§ Provided material:
○ ○ ○ ○ ○

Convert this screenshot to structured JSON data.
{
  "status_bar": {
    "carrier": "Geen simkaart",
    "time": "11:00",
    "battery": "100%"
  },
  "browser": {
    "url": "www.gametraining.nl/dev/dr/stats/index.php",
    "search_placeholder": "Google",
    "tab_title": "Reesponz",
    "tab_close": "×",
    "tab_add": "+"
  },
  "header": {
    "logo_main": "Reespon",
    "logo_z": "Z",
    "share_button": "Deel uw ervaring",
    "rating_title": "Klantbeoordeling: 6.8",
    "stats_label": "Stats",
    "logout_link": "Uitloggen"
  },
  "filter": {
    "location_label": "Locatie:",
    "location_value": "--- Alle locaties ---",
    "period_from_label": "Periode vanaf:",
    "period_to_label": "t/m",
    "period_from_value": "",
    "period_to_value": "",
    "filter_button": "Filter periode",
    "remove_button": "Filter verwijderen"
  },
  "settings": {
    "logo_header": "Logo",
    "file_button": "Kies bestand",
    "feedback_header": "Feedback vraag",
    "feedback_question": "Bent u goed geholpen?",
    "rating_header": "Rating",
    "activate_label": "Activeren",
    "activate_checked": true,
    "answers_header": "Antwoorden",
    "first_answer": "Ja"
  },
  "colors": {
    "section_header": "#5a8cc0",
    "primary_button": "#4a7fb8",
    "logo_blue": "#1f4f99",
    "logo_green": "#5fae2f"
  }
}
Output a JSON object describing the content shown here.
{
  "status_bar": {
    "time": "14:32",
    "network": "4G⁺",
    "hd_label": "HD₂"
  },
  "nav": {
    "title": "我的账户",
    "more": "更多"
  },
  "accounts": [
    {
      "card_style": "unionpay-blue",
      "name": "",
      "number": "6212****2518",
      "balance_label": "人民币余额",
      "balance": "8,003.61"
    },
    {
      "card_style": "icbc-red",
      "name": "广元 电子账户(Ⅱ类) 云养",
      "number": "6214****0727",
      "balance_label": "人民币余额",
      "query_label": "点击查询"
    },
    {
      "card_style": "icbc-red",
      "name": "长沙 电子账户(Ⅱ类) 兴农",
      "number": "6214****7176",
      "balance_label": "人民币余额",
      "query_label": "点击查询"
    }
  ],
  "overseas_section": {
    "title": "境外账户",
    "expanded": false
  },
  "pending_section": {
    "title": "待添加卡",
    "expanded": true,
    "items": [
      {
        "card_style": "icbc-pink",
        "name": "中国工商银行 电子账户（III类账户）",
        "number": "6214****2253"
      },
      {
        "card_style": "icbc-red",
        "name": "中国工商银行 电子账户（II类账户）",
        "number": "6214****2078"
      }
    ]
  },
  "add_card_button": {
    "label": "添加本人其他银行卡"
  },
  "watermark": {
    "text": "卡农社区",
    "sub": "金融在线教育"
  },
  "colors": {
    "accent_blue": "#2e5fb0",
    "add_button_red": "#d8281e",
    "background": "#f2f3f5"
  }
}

○ ○ ○ ○ ○

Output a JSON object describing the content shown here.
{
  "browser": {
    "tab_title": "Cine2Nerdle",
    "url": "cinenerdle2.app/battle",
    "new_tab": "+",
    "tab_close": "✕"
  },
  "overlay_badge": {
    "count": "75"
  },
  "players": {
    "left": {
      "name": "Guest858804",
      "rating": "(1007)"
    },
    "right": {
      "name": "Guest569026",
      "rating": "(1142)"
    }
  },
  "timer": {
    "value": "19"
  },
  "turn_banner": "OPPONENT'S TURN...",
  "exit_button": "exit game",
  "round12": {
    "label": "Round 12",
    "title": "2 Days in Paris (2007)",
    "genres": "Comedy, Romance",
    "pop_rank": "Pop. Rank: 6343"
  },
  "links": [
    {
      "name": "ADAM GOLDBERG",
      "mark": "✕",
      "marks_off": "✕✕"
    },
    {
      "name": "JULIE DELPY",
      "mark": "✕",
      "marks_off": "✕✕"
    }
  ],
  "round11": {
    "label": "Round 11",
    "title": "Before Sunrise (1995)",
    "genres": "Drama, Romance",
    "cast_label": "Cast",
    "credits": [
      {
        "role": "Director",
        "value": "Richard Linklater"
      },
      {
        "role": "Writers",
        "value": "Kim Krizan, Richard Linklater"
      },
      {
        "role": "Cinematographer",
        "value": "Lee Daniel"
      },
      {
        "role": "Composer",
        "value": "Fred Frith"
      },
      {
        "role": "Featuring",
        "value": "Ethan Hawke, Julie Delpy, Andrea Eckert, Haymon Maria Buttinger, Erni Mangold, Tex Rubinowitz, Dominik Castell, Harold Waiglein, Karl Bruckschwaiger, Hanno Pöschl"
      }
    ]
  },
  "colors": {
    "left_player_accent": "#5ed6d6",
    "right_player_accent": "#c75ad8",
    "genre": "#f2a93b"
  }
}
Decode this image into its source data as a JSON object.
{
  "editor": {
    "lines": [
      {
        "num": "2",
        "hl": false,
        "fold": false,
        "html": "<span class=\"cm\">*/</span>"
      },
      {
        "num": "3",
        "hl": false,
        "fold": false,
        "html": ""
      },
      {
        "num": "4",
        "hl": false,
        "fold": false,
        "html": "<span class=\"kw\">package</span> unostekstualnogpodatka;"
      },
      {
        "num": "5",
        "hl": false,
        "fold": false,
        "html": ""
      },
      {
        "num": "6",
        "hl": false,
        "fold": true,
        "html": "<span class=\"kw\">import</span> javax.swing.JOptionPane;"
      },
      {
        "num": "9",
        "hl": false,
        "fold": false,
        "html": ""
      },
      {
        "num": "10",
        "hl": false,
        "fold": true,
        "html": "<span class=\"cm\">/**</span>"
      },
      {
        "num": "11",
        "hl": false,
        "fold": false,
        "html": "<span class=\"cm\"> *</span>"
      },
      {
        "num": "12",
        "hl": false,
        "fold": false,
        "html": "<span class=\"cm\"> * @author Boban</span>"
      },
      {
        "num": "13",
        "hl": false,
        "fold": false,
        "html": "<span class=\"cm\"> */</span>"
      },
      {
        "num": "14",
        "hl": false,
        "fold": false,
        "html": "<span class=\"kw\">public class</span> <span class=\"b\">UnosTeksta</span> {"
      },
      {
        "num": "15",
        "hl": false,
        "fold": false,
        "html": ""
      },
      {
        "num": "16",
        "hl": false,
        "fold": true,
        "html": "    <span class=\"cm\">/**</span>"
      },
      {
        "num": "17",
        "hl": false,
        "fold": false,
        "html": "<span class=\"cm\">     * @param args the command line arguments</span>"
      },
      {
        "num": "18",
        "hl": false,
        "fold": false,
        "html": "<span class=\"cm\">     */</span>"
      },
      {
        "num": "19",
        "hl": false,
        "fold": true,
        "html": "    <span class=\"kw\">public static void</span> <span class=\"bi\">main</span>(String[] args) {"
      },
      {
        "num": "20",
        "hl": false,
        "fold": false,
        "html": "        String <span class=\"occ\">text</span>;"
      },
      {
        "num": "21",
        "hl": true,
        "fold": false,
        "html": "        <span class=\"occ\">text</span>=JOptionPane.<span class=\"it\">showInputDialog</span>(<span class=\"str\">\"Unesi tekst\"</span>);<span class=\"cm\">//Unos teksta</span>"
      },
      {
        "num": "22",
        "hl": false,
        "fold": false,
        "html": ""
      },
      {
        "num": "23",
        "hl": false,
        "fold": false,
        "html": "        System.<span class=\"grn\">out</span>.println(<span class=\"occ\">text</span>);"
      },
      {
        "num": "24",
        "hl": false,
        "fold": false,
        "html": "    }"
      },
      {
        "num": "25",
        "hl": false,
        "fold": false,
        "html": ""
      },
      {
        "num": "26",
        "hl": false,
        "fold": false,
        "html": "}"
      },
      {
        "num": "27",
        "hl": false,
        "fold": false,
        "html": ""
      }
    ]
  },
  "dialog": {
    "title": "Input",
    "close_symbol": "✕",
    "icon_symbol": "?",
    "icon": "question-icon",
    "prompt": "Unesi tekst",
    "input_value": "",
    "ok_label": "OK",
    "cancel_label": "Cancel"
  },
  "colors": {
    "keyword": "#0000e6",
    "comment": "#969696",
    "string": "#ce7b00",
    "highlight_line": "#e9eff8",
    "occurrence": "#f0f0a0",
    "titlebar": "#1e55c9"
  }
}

○ ○ ○ ○ ○

§ Directive:
Only lines with "JOptionPane" are wanted here; list each of them.

§ Solution for this problem:
        "html": "<span class=\"kw\">import</span> javax.swing.JOptionPane;"
        "html": "        <span class=\"occ\">text</span>=JOptionPane.<span class=\"it\">showInputDialog</span>(<span class=\"str\">\"Unesi tekst\"</span>);<span class=\"cm\">//Unos teksta</span>"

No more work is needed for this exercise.